Job
Reproduce each line of the material precisely.

Supplied information

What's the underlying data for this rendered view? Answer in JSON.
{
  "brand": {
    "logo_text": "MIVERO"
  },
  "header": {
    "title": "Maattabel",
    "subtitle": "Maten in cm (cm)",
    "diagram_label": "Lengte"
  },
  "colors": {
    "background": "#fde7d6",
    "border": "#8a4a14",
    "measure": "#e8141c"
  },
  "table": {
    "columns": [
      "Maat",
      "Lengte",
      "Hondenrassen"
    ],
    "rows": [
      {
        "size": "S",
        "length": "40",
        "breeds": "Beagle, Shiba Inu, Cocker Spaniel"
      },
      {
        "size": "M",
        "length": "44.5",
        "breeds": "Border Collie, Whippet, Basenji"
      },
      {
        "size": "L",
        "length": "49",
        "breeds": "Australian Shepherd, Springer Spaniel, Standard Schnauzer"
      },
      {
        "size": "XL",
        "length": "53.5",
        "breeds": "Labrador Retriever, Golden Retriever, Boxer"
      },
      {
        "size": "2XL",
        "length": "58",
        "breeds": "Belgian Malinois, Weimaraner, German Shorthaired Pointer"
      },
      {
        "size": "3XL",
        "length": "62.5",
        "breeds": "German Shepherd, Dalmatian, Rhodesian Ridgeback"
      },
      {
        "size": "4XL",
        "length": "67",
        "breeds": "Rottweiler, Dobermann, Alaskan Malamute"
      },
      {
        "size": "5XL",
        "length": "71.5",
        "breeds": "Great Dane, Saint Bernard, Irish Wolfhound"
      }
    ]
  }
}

Written response
What's the underlying data for this rendered view? Answer in JSON.
{
  "brand": {
    "logo_text": "MIVERO"
  },
  "header": {
    "title": "Maattabel",
    "subtitle": "Maten in cm (cm)",
    "diagram_label": "Lengte"
  },
  "colors": {
    "background": "#fde7d6",
    "border": "#8a4a14",
    "measure": "#e8141c"
  },
  "table": {
    "columns": [
      "Maat",
      "Lengte",
      "Hondenrassen"
    ],
    "rows": [
      {
        "size": "S",
        "length": "40",
        "breeds": "Beagle, Shiba Inu, Cocker Spaniel"
      },
      {
        "size": "M",
        "length": "44.5",
        "breeds": "Border Collie, Whippet, Basenji"
      },
      {
        "size": "L",
        "length": "49",
        "breeds": "Australian Shepherd, Springer Spaniel, Standard Schnauzer"
      },
      {
        "size": "XL",
        "length": "53.5",
        "breeds": "Labrador Retriever, Golden Retriever, Boxer"
      },
      {
        "size": "2XL",
        "length": "58",
        "breeds": "Belgian Malinois, Weimaraner, German Shorthaired Pointer"
      },
      {
        "size": "3XL",
        "length": "62.5",
        "breeds": "German Shepherd, Dalmatian, Rhodesian Ridgeback"
      },
      {
        "size": "4XL",
        "length": "67",
        "breeds": "Rottweiler, Dobermann, Alaskan Malamute"
      },
      {
        "size": "5XL",
        "length": "71.5",
        "breeds": "Great Dane, Saint Bernard, Irish Wolfhound"
      }
    ]
  }
}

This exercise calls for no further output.